§ INPUT FOR THIS TASK:
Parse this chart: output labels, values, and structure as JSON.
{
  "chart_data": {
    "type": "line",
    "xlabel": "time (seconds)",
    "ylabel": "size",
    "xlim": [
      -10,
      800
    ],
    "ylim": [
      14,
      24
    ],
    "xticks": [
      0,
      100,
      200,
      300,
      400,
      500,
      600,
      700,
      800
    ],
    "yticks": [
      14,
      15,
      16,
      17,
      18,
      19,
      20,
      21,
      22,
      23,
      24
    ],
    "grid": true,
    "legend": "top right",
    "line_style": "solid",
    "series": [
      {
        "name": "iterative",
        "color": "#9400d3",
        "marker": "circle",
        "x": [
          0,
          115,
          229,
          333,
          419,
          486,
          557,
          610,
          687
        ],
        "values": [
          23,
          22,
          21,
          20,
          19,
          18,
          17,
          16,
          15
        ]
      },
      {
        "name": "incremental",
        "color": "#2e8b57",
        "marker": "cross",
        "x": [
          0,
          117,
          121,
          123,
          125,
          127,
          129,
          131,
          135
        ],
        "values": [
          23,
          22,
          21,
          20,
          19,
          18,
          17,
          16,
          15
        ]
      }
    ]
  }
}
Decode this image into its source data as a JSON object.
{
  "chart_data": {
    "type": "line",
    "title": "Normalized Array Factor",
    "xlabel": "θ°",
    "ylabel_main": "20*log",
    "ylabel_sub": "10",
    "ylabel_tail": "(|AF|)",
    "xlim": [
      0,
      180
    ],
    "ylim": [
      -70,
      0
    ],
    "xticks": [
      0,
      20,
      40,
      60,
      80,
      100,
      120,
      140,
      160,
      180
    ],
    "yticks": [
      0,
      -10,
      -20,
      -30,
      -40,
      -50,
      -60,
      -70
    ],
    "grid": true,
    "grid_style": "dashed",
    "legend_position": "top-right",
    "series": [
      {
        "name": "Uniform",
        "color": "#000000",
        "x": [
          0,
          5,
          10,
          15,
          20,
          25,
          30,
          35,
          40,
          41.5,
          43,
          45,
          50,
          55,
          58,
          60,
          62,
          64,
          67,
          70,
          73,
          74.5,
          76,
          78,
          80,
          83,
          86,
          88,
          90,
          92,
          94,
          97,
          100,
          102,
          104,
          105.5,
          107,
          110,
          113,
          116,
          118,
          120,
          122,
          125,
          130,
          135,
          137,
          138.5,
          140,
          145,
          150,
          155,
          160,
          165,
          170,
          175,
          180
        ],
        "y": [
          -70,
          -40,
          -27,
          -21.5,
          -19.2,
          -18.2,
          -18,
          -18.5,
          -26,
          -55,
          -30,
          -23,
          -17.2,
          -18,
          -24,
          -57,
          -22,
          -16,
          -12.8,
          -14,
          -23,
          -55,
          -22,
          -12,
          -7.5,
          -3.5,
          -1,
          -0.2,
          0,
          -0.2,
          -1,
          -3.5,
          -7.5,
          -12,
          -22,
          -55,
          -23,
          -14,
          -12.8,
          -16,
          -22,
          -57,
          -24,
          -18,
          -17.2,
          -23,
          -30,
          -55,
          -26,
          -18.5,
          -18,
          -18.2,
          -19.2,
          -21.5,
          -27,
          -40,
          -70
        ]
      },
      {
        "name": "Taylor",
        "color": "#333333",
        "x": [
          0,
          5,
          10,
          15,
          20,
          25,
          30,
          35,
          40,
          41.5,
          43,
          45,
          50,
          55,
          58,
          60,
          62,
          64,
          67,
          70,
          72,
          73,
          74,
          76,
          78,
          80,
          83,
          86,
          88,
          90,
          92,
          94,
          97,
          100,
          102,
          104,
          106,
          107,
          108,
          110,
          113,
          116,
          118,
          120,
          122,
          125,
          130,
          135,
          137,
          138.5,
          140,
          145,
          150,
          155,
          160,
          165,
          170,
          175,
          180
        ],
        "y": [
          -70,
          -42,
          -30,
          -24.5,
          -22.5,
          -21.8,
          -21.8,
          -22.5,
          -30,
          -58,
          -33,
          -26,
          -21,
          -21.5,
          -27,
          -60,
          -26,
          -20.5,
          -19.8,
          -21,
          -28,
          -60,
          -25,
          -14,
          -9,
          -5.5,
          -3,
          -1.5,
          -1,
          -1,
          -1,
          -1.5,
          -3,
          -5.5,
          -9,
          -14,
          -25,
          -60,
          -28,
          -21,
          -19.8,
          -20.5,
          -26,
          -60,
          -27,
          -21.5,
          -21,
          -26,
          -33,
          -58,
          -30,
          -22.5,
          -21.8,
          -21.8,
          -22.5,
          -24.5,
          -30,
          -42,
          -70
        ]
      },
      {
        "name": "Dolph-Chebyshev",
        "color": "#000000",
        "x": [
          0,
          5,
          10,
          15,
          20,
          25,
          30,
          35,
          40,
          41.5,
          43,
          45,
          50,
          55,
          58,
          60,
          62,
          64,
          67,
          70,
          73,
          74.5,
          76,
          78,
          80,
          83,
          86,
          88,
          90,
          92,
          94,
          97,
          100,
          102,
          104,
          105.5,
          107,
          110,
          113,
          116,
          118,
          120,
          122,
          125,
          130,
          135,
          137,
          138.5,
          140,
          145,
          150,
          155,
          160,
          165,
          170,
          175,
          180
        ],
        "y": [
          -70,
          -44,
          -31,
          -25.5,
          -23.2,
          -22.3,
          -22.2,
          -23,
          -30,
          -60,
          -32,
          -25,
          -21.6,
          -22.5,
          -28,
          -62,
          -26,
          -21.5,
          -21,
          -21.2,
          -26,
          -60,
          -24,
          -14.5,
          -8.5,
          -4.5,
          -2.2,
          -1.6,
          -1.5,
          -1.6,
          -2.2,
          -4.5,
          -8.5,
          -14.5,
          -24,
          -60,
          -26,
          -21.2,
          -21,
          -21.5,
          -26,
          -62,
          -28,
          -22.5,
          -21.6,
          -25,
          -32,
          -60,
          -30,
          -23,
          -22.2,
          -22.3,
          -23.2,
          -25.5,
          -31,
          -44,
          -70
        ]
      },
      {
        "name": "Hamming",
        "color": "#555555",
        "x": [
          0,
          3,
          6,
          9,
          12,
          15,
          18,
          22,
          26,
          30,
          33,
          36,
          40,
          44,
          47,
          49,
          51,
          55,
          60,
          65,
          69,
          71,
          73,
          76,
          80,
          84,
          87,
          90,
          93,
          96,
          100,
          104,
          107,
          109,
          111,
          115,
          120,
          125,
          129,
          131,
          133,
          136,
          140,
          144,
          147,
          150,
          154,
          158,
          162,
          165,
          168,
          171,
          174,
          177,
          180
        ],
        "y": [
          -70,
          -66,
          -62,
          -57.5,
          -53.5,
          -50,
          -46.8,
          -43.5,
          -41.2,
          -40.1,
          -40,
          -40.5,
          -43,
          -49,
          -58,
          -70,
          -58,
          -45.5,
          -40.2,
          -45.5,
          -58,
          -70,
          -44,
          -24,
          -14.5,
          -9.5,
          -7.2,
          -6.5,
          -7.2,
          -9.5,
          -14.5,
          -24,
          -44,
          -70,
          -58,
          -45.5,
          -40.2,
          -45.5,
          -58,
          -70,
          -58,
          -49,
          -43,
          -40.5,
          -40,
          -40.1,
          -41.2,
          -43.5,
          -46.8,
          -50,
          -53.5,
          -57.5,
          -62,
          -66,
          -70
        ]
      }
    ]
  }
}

§ GIVEN TASK: Write the material out again word for word.

§ FINISHED ANSWER:
Parse this chart: output labels, values, and structure as JSON.
{
  "chart_data": {
    "type": "line",
    "xlabel": "time (seconds)",
    "ylabel": "size",
    "xlim": [
      -10,
      800
    ],
    "ylim": [
      14,
      24
    ],
    "xticks": [
      0,
      100,
      200,
      300,
      400,
      500,
      600,
      700,
      800
    ],
    "yticks": [
      14,
      15,
      16,
      17,
      18,
      19,
      20,
      21,
      22,
      23,
      24
    ],
    "grid": true,
    "legend": "top right",
    "line_style": "solid",
    "series": [
      {
        "name": "iterative",
        "color": "#9400d3",
        "marker": "circle",
        "x": [
          0,
          115,
          229,
          333,
          419,
          486,
          557,
          610,
          687
        ],
        "values": [
          23,
          22,
          21,
          20,
          19,
          18,
          17,
          16,
          15
        ]
      },
      {
        "name": "incremental",
        "color": "#2e8b57",
        "marker": "cross",
        "x": [
          0,
          117,
          121,
          123,
          125,
          127,
          129,
          131,
          135
        ],
        "values": [
          23,
          22,
          21,
          20,
          19,
          18,
          17,
          16,
          15
        ]
      }
    ]
  }
}
Decode this image into its source data as a JSON object.
{
  "chart_data": {
    "type": "line",
    "title": "Normalized Array Factor",
    "xlabel": "θ°",
    "ylabel_main": "20*log",
    "ylabel_sub": "10",
    "ylabel_tail": "(|AF|)",
    "xlim": [
      0,
      180
    ],
    "ylim": [
      -70,
      0
    ],
    "xticks": [
      0,
      20,
      40,
      60,
      80,
      100,
      120,
      140,
      160,
      180
    ],
    "yticks": [
      0,
      -10,
      -20,
      -30,
      -40,
      -50,
      -60,
      -70
    ],
    "grid": true,
    "grid_style": "dashed",
    "legend_position": "top-right",
    "series": [
      {
        "name": "Uniform",
        "color": "#000000",
        "x": [
          0,
          5,
          10,
          15,
          20,
          25,
          30,
          35,
          40,
          41.5,
          43,
          45,
          50,
          55,
          58,
          60,
          62,
          64,
          67,
          70,
          73,
          74.5,
          76,
          78,
          80,
          83,
          86,
          88,
          90,
          92,
          94,
          97,
          100,
          102,
          104,
          105.5,
          107,
          110,
          113,
          116,
          118,
          120,
          122,
          125,
          130,
          135,
          137,
          138.5,
          140,
          145,
          150,
          155,
          160,
          165,
          170,
          175,
          180
        ],
        "y": [
          -70,
          -40,
          -27,
          -21.5,
          -19.2,
          -18.2,
          -18,
          -18.5,
          -26,
          -55,
          -30,
          -23,
          -17.2,
          -18,
          -24,
          -57,
          -22,
          -16,
          -12.8,
          -14,
          -23,
          -55,
          -22,
          -12,
          -7.5,
          -3.5,
          -1,
          -0.2,
          0,
          -0.2,
          -1,
          -3.5,
          -7.5,
          -12,
          -22,
          -55,
          -23,
          -14,
          -12.8,
          -16,
          -22,
          -57,
          -24,
          -18,
          -17.2,
          -23,
          -30,
          -55,
          -26,
          -18.5,
          -18,
          -18.2,
          -19.2,
          -21.5,
          -27,
          -40,
          -70
        ]
      },
      {
        "name": "Taylor",
        "color": "#333333",
        "x": [
          0,
          5,
          10,
          15,
          20,
          25,
          30,
          35,
          40,
          41.5,
          43,
          45,
          50,
          55,
          58,
          60,
          62,
          64,
          67,
          70,
          72,
          73,
          74,
          76,
          78,
          80,
          83,
          86,
          88,
          90,
          92,
          94,
          97,
          100,
          102,
          104,
          106,
          107,
          108,
          110,
          113,
          116,
          118,
          120,
          122,
          125,
          130,
          135,
          137,
          138.5,
          140,
          145,
          150,
          155,
          160,
          165,
          170,
          175,
          180
        ],
        "y": [
          -70,
          -42,
          -30,
          -24.5,
          -22.5,
          -21.8,
          -21.8,
          -22.5,
          -30,
          -58,
          -33,
          -26,
          -21,
          -21.5,
          -27,
          -60,
          -26,
          -20.5,
          -19.8,
          -21,
          -28,
          -60,
          -25,
          -14,
          -9,
          -5.5,
          -3,
          -1.5,
          -1,
          -1,
          -1,
          -1.5,
          -3,
          -5.5,
          -9,
          -14,
          -25,
          -60,
          -28,
          -21,
          -19.8,
          -20.5,
          -26,
          -60,
          -27,
          -21.5,
          -21,
          -26,
          -33,
          -58,
          -30,
          -22.5,
          -21.8,
          -21.8,
          -22.5,
          -24.5,
          -30,
          -42,
          -70
        ]
      },
      {
        "name": "Dolph-Chebyshev",
        "color": "#000000",
        "x": [
          0,
          5,
          10,
          15,
          20,
          25,
          30,
          35,
          40,
          41.5,
          43,
          45,
          50,
          55,
          58,
          60,
          62,
          64,
          67,
          70,
          73,
          74.5,
          76,
          78,
          80,
          83,
          86,
          88,
          90,
          92,
          94,
          97,
          100,
          102,
          104,
          105.5,
          107,
          110,
          113,
          116,
          118,
          120,
          122,
          125,
          130,
          135,
          137,
          138.5,
          140,
          145,
          150,
          155,
          160,
          165,
          170,
          175,
          180
        ],
        "y": [
          -70,
          -44,
          -31,
          -25.5,
          -23.2,
          -22.3,
          -22.2,
          -23,
          -30,
          -60,
          -32,
          -25,
          -21.6,
          -22.5,
          -28,
          -62,
          -26,
          -21.5,
          -21,
          -21.2,
          -26,
          -60,
          -24,
          -14.5,
          -8.5,
          -4.5,
          -2.2,
          -1.6,
          -1.5,
          -1.6,
          -2.2,
          -4.5,
          -8.5,
          -14.5,
          -24,
          -60,
          -26,
          -21.2,
          -21,
          -21.5,
          -26,
          -62,
          -28,
          -22.5,
          -21.6,
          -25,
          -32,
          -60,
          -30,
          -23,
          -22.2,
          -22.3,
          -23.2,
          -25.5,
          -31,
          -44,
          -70
        ]
      },
      {
        "name": "Hamming",
        "color": "#555555",
        "x": [
          0,
          3,
          6,
          9,
          12,
          15,
          18,
          22,
          26,
          30,
          33,
          36,
          40,
          44,
          47,
          49,
          51,
          55,
          60,
          65,
          69,
          71,
          73,
          76,
          80,
          84,
          87,
          90,
          93,
          96,
          100,
          104,
          107,
          109,
          111,
          115,
          120,
          125,
          129,
          131,
          133,
          136,
          140,
          144,
          147,
          150,
          154,
          158,
          162,
          165,
          168,
          171,
          174,
          177,
          180
        ],
        "y": [
          -70,
          -66,
          -62,
          -57.5,
          -53.5,
          -50,
          -46.8,
          -43.5,
          -41.2,
          -40.1,
          -40,
          -40.5,
          -43,
          -49,
          -58,
          -70,
          -58,
          -45.5,
          -40.2,
          -45.5,
          -58,
          -70,
          -44,
          -24,
          -14.5,
          -9.5,
          -7.2,
          -6.5,
          -7.2,
          -9.5,
          -14.5,
          -24,
          -44,
          -70,
          -58,
          -45.5,
          -40.2,
          -45.5,
          -58,
          -70,
          -58,
          -49,
          -43,
          -40.5,
          -40,
          -40.1,
          -41.2,
          -43.5,
          -46.8,
          -50,
          -53.5,
          -57.5,
          -62,
          -66,
          -70
        ]
      }
    ]
  }
}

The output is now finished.